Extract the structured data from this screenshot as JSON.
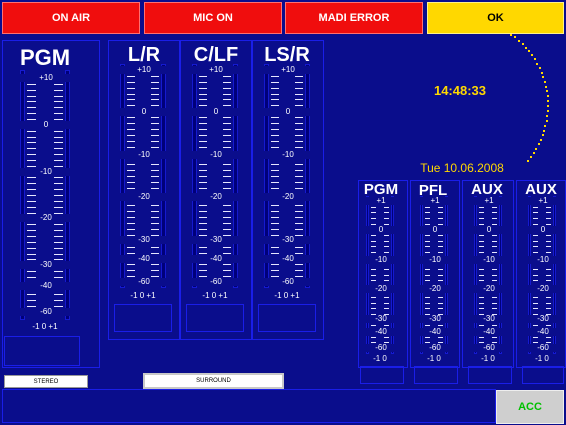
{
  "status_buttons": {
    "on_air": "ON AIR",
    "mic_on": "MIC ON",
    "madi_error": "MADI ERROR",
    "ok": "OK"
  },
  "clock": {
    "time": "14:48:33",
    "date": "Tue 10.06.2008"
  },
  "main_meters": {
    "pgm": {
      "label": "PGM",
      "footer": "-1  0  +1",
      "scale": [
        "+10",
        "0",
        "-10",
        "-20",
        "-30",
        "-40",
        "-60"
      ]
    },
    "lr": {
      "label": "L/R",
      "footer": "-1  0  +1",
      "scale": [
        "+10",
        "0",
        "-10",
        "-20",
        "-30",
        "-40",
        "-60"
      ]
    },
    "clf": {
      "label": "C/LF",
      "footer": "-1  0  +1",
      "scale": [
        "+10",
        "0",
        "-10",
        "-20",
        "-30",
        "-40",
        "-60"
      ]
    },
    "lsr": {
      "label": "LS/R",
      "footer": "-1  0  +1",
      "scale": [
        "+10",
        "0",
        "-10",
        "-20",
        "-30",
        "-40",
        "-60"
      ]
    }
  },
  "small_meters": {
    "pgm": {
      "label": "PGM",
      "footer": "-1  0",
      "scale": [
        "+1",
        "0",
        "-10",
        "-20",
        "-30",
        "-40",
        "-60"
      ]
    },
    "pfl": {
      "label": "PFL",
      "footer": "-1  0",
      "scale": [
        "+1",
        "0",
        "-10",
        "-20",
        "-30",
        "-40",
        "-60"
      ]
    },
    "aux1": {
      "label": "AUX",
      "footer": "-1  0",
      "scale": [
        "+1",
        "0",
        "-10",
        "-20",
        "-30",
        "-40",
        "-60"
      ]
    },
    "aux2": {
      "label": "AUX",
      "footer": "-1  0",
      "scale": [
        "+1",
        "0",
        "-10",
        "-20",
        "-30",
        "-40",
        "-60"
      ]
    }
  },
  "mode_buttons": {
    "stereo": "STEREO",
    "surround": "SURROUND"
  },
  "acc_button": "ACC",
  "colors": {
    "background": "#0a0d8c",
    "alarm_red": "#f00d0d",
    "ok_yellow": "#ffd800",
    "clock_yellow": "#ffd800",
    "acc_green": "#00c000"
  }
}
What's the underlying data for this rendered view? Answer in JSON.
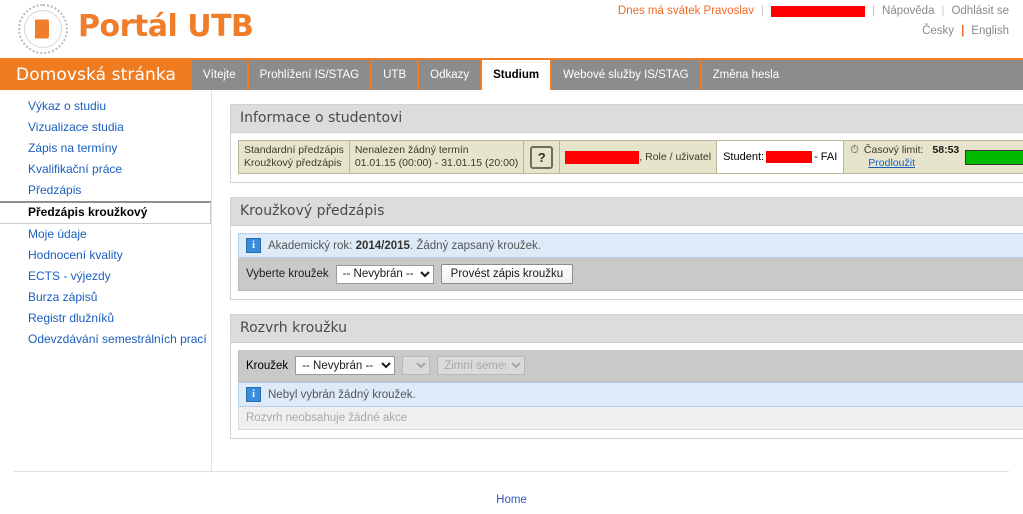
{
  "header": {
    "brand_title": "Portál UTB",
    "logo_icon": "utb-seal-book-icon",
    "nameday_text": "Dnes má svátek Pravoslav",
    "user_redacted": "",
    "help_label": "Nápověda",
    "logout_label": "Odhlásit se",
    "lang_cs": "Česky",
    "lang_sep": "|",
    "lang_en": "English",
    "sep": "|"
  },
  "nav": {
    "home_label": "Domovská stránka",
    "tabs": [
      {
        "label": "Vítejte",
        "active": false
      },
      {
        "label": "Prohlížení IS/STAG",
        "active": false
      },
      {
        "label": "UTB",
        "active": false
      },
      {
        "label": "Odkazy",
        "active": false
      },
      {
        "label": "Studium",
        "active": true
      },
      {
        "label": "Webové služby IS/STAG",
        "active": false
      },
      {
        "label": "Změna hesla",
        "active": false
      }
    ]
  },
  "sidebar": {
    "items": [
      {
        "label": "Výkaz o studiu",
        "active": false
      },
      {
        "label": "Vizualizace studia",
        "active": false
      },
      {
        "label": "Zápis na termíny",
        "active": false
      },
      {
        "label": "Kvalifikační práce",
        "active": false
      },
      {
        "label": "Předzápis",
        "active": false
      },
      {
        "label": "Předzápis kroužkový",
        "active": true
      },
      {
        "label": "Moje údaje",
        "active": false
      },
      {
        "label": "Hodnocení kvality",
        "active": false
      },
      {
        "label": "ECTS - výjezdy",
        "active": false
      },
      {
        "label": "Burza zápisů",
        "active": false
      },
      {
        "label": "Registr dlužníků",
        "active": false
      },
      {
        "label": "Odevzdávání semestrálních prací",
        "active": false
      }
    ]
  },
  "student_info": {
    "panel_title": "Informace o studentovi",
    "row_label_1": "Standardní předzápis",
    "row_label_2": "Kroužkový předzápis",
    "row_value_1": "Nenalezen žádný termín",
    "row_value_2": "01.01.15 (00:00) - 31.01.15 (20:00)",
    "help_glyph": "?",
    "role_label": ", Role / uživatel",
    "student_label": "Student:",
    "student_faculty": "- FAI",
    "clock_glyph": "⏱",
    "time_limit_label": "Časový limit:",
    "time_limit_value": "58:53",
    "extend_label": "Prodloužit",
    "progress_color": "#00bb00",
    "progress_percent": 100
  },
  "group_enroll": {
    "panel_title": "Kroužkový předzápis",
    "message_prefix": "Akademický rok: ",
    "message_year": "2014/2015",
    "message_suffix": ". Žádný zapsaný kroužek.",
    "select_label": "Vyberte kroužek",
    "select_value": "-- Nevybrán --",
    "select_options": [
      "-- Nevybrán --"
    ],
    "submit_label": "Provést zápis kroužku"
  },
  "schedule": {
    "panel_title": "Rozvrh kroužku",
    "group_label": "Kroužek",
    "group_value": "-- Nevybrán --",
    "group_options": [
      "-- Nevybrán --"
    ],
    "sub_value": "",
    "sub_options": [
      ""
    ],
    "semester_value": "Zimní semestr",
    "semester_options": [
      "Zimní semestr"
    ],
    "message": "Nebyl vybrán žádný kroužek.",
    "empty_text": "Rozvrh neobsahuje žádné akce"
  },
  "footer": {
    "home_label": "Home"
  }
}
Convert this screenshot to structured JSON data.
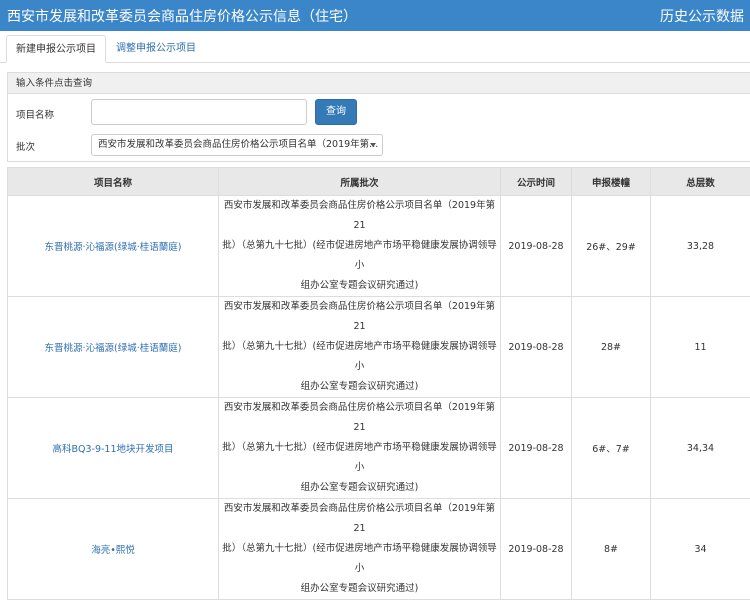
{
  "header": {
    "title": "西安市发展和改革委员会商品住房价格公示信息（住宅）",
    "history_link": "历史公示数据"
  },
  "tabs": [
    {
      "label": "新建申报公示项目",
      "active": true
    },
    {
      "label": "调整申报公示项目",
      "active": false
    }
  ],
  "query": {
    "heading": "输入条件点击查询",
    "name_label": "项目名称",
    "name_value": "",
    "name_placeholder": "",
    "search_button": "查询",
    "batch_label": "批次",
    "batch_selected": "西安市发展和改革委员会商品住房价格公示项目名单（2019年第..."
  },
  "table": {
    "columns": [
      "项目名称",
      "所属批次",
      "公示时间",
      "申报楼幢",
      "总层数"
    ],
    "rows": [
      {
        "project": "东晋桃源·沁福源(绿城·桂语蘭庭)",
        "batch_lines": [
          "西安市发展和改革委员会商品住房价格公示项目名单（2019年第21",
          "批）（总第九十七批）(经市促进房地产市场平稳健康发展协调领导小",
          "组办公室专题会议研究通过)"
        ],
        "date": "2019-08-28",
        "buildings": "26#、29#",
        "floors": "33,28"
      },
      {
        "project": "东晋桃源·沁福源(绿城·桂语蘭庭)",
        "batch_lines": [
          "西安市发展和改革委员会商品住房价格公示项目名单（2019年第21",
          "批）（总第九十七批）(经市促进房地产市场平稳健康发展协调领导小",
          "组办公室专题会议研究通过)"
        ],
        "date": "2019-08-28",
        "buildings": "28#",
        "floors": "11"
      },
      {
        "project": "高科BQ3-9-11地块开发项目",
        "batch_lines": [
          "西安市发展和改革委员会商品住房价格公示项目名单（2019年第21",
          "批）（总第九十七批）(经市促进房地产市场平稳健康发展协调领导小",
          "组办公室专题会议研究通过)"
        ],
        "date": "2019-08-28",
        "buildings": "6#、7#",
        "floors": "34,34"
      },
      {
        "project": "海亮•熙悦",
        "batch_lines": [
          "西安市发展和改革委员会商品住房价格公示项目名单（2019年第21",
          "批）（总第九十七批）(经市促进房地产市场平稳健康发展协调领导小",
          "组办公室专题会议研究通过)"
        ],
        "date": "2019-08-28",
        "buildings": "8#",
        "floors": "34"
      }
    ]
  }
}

____

Aim of the task =
Give only the number of lines in the entries that contain "data".

Result below =
3